■ What the task requires ■
Every line that includes the word "this" is to be listed.

══════

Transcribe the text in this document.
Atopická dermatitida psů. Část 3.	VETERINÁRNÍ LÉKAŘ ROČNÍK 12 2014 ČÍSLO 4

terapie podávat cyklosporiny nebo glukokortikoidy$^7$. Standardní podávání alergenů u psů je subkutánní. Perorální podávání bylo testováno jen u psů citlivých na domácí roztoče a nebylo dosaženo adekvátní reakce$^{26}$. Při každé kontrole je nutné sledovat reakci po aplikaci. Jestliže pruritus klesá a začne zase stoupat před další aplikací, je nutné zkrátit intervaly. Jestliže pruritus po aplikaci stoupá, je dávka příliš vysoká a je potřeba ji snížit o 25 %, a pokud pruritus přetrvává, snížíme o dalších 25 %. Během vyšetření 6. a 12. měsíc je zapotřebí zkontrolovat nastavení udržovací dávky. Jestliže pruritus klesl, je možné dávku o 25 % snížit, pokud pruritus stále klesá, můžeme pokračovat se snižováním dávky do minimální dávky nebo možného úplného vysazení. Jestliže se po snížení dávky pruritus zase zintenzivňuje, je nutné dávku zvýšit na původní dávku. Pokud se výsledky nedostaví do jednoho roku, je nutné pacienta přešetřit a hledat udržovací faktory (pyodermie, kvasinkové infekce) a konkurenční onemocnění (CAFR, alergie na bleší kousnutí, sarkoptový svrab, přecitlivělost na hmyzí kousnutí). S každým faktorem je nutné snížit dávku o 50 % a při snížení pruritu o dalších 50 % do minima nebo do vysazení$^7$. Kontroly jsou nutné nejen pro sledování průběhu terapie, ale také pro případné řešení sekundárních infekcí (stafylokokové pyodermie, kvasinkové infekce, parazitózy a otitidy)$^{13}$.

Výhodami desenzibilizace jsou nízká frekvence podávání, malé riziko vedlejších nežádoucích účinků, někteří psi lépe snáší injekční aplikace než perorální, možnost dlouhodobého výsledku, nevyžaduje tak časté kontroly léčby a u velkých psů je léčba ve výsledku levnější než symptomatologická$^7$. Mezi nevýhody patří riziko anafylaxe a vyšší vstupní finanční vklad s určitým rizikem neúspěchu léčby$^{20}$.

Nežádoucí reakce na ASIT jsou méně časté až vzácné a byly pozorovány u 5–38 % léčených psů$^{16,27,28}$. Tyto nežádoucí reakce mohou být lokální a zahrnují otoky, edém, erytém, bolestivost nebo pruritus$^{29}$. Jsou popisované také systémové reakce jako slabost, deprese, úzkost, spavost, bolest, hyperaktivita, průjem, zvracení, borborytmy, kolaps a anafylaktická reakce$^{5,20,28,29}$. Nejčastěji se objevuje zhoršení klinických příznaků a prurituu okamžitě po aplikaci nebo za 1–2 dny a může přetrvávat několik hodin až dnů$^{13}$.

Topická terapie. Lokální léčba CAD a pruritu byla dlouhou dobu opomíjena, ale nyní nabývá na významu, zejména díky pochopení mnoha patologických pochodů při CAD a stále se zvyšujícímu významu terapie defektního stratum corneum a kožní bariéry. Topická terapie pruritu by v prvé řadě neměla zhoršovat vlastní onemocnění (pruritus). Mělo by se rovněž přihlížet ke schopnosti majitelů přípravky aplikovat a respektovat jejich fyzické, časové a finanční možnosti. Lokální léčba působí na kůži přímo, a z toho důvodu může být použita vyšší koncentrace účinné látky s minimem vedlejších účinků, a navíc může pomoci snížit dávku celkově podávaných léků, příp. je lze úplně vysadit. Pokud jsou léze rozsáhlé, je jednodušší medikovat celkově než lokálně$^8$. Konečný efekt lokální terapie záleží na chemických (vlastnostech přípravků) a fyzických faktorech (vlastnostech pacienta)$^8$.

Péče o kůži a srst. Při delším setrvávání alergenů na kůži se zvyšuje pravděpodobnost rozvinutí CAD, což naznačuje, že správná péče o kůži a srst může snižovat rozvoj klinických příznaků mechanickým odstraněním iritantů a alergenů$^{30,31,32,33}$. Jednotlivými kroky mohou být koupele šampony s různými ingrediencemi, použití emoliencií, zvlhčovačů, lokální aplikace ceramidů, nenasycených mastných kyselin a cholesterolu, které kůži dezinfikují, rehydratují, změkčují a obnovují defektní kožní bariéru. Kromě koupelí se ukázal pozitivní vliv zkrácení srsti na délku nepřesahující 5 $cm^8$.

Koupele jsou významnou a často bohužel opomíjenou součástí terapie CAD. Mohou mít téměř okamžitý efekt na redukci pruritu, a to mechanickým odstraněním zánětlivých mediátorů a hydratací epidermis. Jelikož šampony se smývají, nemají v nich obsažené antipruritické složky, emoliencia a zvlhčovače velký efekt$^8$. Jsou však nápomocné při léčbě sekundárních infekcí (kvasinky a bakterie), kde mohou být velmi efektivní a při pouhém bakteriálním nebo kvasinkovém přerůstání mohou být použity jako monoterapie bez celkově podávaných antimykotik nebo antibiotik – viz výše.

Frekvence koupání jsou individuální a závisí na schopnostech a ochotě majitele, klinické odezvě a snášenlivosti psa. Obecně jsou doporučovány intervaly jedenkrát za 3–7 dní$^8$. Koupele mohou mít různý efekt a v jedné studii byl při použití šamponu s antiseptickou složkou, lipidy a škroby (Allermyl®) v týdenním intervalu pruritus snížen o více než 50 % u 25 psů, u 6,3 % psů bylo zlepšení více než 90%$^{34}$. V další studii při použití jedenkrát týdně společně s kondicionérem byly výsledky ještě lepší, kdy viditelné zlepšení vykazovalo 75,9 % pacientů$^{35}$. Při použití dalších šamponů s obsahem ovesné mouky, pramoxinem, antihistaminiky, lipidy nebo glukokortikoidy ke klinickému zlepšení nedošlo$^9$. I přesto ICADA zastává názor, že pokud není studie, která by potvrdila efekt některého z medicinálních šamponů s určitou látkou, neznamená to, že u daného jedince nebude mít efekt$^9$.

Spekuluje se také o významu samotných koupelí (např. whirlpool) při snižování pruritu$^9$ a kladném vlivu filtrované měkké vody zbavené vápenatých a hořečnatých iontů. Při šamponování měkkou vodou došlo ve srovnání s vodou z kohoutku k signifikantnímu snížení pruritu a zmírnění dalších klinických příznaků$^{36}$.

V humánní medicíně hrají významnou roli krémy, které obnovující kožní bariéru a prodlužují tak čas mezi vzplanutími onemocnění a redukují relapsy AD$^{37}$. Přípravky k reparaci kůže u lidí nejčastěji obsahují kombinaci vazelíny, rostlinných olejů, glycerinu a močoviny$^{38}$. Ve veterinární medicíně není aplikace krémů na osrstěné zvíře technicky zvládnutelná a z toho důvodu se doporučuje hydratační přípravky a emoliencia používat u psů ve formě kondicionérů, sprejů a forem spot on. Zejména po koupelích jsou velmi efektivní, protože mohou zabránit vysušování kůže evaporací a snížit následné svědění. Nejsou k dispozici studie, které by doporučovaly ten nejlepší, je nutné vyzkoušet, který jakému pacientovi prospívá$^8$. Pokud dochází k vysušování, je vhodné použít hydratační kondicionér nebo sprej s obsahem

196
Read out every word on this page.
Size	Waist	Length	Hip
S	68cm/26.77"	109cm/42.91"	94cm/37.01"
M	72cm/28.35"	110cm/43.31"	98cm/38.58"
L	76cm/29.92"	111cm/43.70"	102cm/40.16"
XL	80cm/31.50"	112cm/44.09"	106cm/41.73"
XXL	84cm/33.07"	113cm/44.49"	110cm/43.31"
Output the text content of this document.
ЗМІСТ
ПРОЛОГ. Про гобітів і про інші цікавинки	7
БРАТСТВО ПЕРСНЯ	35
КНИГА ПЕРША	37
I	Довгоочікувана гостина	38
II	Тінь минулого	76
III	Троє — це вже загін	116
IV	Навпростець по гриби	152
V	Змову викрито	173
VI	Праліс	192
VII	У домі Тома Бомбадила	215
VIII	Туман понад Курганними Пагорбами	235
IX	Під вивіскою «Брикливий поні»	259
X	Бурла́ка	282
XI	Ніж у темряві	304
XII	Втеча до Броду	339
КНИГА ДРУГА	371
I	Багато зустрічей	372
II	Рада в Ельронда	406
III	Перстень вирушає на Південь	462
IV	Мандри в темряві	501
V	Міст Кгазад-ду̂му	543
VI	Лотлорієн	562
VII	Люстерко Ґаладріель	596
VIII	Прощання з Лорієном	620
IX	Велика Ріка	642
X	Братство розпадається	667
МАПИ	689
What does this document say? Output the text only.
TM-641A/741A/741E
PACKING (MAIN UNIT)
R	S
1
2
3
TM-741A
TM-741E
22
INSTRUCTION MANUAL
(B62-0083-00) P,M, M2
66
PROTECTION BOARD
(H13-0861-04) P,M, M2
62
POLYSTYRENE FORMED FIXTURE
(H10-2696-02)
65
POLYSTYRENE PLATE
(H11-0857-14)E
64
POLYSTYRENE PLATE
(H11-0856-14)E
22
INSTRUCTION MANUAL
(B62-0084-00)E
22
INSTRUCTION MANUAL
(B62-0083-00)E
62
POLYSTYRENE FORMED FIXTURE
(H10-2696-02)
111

══════

■ Exercise answer ■
Transcribe the text in this document.
Read out every word on this page.
Output the text content of this document.
What does this document say? Output the text only.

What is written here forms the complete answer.